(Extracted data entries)
------------------------
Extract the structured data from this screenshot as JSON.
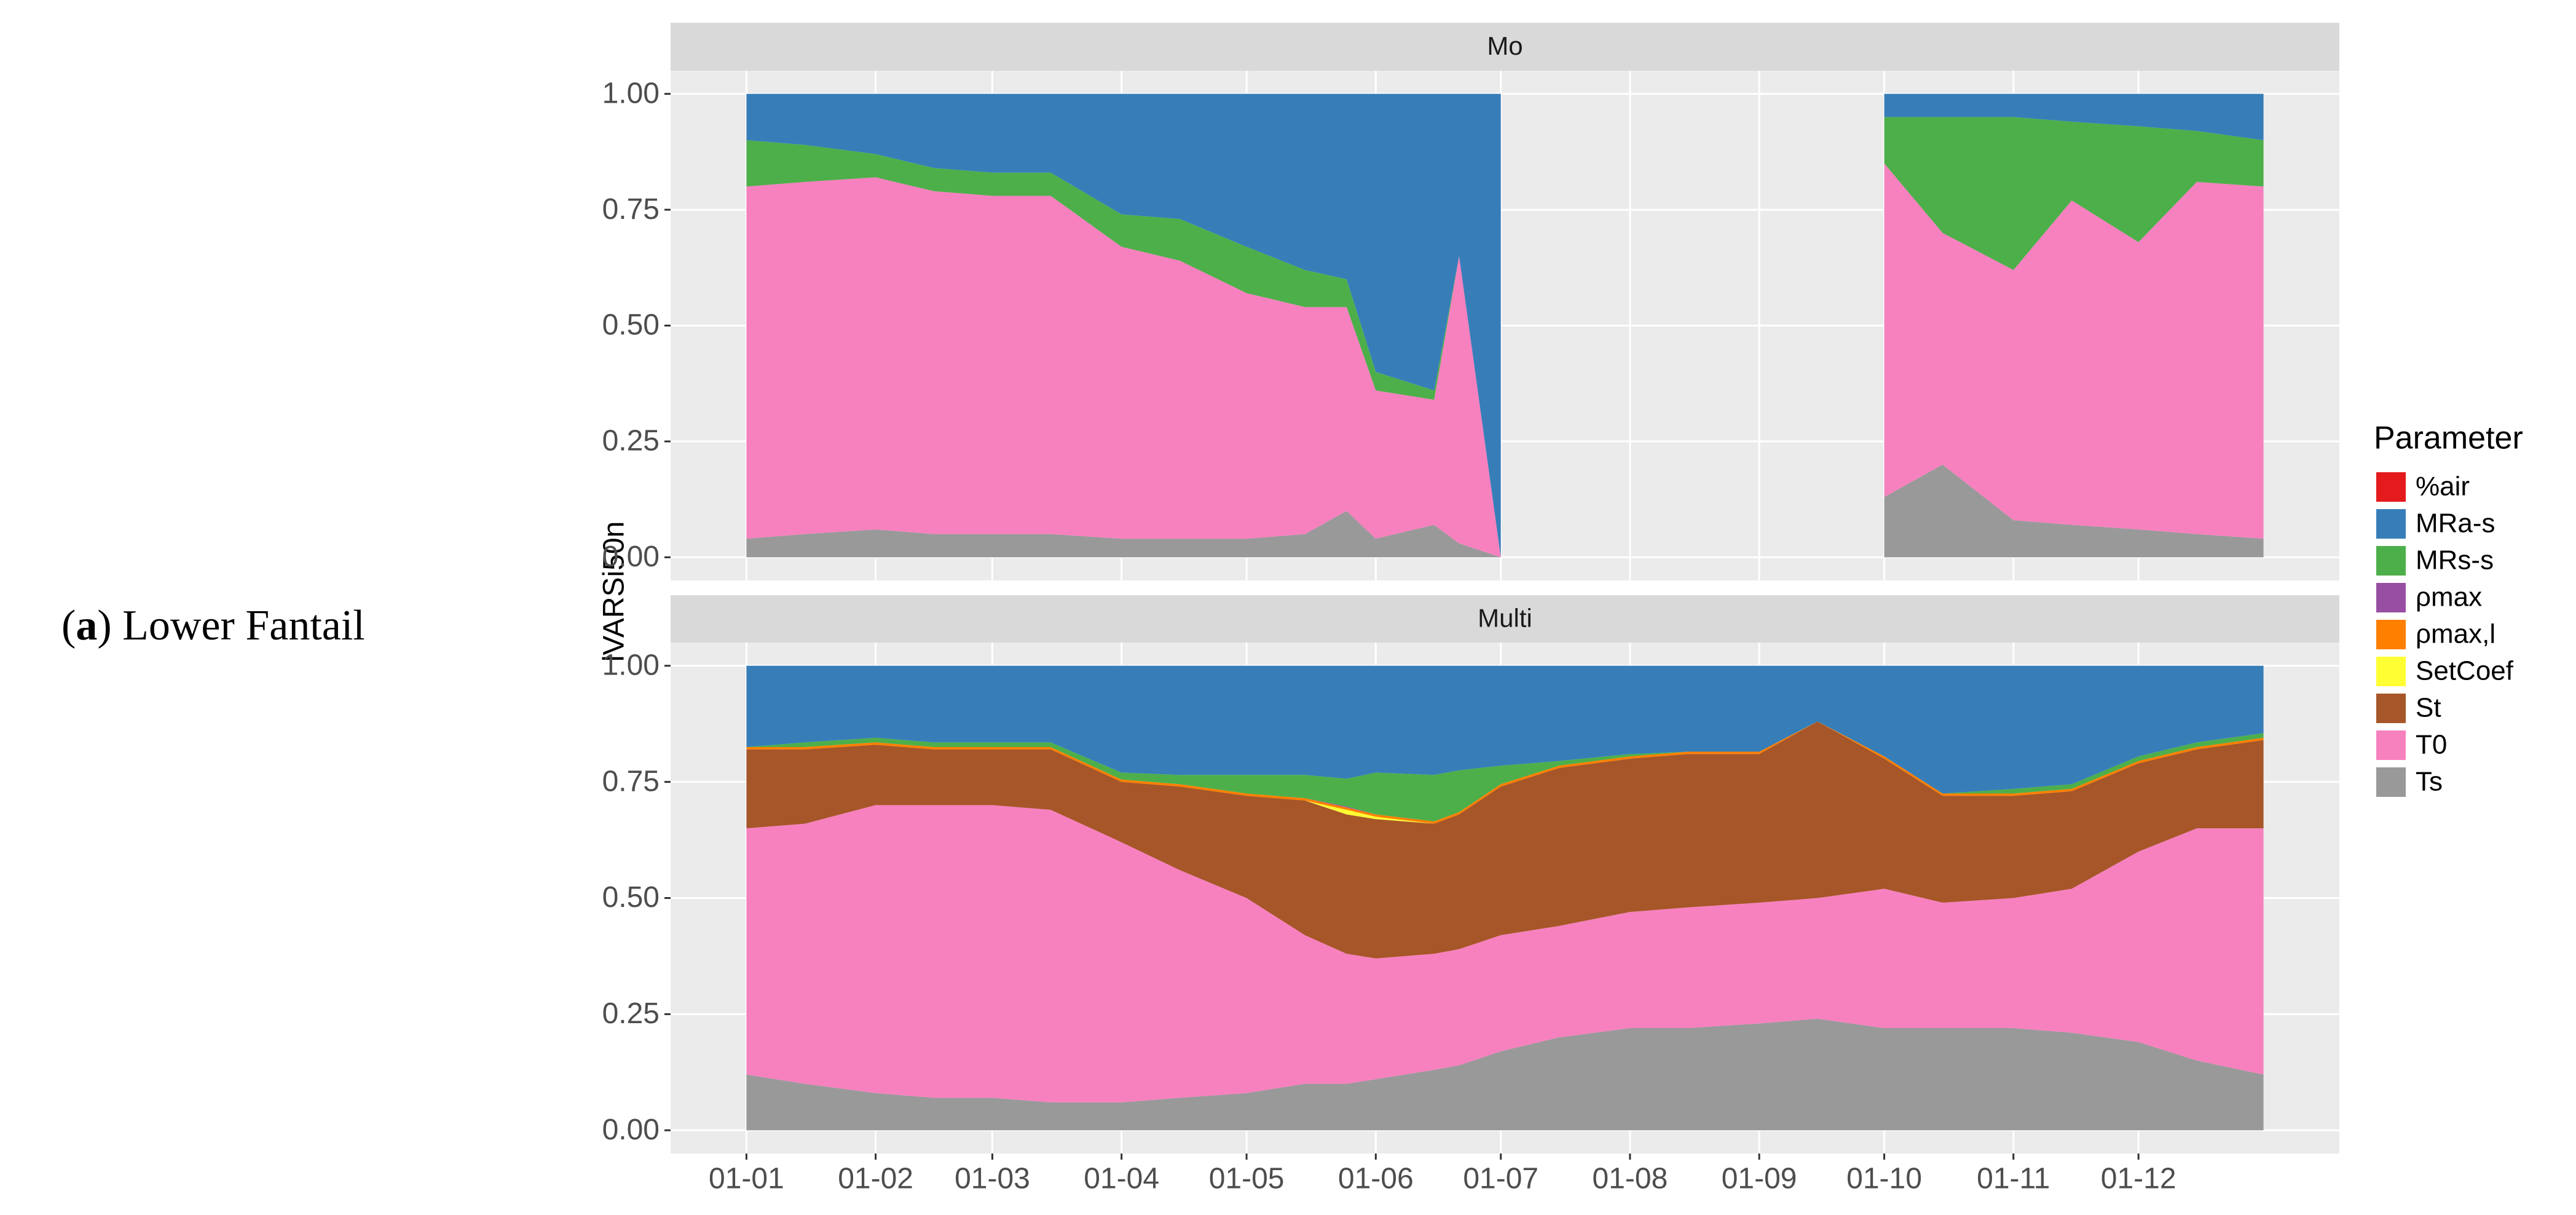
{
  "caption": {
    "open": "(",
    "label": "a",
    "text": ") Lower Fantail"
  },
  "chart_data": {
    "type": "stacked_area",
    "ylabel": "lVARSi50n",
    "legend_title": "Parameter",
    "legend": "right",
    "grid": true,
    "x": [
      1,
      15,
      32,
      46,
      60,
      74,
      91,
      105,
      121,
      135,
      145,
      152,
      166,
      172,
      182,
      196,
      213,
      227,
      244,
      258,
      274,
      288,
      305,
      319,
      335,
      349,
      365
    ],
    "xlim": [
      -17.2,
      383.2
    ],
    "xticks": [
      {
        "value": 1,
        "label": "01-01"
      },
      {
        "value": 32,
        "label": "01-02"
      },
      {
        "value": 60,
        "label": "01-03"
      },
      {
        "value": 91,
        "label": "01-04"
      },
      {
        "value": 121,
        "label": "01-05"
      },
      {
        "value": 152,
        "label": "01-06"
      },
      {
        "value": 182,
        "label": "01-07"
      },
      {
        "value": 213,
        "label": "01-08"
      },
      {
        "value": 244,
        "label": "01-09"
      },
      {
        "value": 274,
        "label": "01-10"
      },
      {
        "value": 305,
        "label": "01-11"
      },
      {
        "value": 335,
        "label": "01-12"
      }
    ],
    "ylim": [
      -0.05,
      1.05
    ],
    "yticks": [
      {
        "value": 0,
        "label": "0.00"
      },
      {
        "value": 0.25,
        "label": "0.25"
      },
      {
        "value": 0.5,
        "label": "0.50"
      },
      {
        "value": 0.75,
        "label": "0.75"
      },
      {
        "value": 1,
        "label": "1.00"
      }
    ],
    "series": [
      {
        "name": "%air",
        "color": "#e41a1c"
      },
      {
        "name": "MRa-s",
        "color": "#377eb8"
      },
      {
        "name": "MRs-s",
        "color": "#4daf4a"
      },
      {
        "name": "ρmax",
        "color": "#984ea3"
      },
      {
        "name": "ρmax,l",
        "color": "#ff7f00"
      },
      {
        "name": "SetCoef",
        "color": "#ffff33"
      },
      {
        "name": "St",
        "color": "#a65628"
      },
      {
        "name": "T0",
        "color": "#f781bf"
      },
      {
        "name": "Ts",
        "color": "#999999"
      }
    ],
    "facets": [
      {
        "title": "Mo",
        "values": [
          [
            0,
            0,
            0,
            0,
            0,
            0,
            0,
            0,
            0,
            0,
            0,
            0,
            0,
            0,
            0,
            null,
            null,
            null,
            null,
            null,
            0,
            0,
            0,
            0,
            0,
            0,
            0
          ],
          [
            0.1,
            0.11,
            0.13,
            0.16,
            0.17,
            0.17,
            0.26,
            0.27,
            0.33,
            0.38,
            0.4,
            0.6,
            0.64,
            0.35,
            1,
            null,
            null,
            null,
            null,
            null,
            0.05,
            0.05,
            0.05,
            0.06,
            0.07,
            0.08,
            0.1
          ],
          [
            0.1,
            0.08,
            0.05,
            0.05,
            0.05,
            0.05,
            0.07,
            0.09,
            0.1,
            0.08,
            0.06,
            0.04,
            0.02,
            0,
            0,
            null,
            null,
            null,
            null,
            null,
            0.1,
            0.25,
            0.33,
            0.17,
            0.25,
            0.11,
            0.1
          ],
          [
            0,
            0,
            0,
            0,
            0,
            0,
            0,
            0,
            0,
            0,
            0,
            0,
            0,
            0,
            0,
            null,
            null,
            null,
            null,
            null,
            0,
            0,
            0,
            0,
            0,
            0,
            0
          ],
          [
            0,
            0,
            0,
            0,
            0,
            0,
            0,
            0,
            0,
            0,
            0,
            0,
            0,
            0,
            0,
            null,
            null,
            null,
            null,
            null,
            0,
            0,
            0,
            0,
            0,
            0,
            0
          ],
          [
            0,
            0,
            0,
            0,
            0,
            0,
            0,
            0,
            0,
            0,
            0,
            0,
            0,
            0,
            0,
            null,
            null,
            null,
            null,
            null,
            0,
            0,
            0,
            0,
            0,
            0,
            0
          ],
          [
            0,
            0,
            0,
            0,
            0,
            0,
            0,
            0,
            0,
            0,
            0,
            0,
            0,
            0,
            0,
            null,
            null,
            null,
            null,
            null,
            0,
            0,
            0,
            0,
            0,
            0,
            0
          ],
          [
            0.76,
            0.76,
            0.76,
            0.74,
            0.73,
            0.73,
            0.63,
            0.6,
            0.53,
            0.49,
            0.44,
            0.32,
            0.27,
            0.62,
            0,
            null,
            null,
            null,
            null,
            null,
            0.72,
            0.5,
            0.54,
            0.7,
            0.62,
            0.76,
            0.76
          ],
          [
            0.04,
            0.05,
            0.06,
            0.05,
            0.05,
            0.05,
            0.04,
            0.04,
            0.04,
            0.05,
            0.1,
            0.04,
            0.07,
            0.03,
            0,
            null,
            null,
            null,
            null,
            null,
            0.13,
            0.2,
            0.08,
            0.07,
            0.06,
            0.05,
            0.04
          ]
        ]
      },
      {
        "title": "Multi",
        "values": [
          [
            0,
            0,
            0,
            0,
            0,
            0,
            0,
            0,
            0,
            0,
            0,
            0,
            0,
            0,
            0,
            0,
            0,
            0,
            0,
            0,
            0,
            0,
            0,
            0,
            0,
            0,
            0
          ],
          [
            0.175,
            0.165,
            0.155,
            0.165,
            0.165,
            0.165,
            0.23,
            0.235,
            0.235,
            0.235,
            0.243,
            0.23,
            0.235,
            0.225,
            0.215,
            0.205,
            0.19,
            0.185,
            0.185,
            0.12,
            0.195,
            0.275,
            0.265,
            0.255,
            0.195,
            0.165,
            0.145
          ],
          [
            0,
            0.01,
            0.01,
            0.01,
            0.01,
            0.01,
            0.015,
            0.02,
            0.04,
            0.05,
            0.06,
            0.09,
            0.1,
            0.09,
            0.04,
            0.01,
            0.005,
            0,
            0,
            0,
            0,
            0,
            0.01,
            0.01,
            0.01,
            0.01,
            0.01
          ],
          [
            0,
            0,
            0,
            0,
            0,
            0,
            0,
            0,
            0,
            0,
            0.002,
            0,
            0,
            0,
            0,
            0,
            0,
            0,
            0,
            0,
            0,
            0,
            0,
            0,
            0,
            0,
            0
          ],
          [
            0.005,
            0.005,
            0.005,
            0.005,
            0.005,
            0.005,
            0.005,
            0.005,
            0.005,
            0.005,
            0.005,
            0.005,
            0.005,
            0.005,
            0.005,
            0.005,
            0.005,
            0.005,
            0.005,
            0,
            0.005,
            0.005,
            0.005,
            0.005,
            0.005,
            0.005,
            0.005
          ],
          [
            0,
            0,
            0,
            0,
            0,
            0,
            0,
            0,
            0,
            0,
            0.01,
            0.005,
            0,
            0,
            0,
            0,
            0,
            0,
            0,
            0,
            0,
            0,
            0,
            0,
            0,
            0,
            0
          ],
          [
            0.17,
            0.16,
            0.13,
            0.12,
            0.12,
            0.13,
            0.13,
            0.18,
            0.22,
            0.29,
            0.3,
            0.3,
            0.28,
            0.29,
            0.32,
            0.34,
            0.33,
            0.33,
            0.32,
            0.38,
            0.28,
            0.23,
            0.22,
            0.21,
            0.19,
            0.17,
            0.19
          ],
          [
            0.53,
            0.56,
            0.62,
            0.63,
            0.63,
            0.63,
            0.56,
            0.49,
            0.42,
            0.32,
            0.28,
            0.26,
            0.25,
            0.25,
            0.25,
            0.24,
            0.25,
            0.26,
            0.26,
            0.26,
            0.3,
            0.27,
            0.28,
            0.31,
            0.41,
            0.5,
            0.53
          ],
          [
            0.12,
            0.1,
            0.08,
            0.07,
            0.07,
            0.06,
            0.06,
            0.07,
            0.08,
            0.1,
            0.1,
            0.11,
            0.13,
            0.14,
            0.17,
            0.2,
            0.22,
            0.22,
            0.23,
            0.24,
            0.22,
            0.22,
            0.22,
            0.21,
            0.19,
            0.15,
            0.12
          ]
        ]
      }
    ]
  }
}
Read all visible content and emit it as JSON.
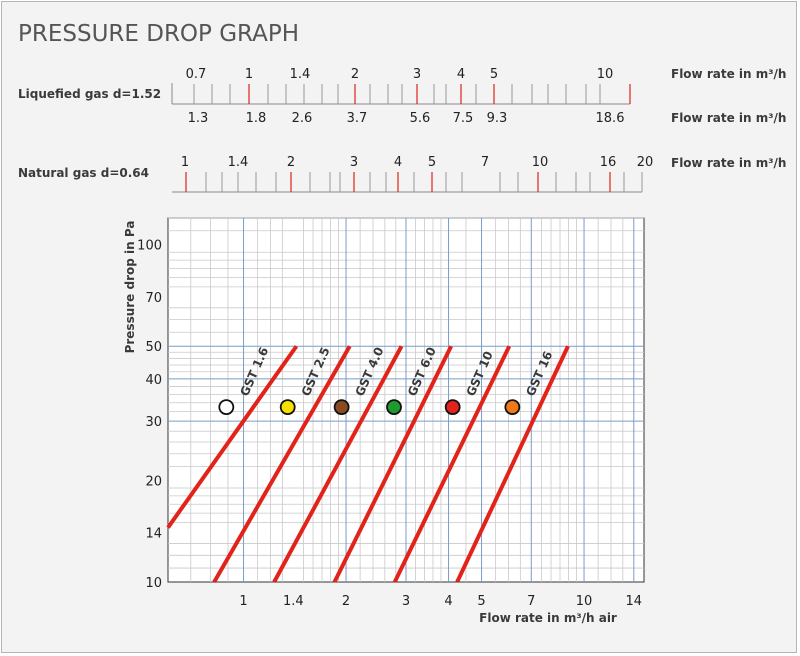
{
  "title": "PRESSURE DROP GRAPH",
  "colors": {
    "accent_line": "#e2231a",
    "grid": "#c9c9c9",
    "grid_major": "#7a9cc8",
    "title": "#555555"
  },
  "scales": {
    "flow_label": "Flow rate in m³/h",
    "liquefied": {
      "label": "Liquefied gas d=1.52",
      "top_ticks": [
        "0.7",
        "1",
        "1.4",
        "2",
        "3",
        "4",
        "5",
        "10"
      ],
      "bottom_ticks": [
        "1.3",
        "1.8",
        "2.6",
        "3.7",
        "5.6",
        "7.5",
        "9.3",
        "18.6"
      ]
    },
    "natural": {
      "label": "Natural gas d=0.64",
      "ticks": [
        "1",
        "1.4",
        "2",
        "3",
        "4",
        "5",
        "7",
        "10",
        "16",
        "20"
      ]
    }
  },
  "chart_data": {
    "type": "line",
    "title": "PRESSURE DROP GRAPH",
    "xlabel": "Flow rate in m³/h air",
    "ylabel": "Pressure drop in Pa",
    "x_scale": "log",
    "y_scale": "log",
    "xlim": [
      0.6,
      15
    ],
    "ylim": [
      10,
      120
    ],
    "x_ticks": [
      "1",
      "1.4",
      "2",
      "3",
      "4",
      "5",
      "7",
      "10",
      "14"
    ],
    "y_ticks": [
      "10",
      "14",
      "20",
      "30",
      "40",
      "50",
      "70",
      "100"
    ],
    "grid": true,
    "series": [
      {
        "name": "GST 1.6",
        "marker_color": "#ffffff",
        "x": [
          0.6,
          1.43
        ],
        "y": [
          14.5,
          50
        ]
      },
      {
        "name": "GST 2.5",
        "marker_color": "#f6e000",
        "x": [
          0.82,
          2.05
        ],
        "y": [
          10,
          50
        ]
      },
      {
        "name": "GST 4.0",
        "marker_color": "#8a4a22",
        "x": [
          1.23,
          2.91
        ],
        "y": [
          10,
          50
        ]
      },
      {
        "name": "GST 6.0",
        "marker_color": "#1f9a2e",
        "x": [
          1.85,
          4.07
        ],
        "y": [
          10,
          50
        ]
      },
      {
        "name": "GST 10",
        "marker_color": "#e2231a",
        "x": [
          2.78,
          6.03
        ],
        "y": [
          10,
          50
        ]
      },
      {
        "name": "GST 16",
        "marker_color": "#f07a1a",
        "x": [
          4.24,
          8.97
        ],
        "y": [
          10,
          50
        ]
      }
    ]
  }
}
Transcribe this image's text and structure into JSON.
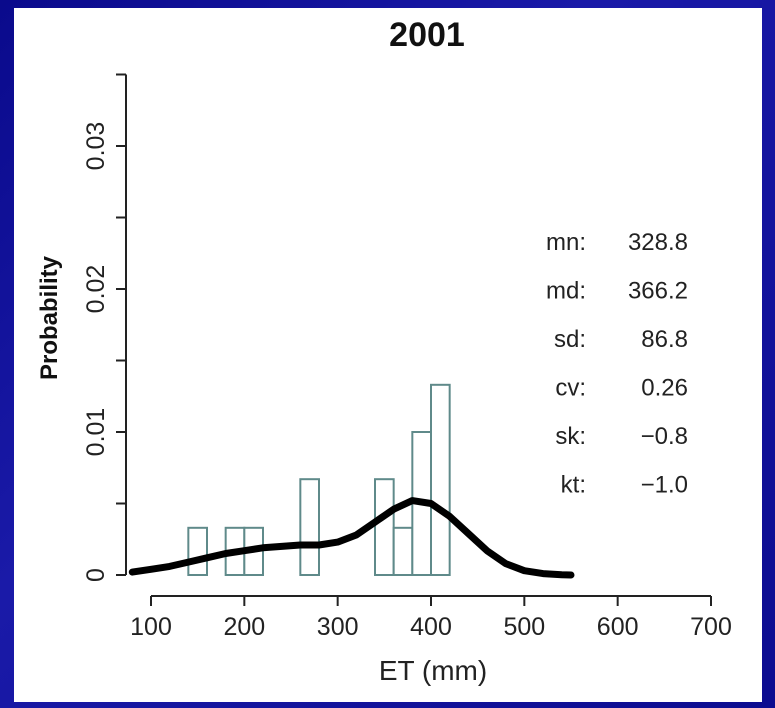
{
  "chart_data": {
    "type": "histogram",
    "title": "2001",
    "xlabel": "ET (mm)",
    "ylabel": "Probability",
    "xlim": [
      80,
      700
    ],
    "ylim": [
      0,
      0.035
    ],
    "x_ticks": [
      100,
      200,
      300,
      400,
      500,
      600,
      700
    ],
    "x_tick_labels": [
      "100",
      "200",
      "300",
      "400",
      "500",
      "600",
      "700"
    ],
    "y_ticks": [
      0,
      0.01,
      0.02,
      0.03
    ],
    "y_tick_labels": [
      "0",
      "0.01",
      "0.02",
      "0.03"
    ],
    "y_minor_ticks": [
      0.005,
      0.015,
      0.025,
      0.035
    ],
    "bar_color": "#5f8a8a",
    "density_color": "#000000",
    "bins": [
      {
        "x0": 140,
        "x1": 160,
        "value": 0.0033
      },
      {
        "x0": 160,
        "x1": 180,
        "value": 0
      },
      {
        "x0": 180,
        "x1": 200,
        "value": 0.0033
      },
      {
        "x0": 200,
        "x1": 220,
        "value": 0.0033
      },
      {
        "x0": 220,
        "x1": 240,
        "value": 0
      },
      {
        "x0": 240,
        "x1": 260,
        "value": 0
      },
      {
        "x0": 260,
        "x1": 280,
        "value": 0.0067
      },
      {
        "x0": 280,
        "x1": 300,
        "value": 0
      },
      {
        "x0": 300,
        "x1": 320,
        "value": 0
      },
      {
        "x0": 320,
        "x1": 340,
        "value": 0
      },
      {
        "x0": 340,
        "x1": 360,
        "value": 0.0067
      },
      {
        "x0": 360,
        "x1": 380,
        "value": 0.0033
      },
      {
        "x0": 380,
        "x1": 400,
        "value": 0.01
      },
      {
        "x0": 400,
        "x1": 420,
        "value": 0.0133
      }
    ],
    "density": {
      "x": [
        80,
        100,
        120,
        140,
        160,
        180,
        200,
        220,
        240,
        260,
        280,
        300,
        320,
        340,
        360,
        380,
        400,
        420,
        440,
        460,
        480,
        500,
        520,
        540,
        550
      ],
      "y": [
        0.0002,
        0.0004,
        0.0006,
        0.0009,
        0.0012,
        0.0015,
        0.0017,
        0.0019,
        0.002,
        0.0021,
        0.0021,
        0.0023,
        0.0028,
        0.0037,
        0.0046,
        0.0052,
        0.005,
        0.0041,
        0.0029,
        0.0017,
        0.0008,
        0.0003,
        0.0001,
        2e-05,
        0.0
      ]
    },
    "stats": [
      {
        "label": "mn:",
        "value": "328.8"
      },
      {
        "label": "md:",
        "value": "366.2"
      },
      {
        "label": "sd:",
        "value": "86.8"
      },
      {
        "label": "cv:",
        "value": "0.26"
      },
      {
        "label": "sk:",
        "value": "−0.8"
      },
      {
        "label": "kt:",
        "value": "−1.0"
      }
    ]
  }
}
------------------------
• _Exercise directions_:
How many lines in the listing above contain "ylabel"? Answer with the number alone.

• _Output of the exercise_:
3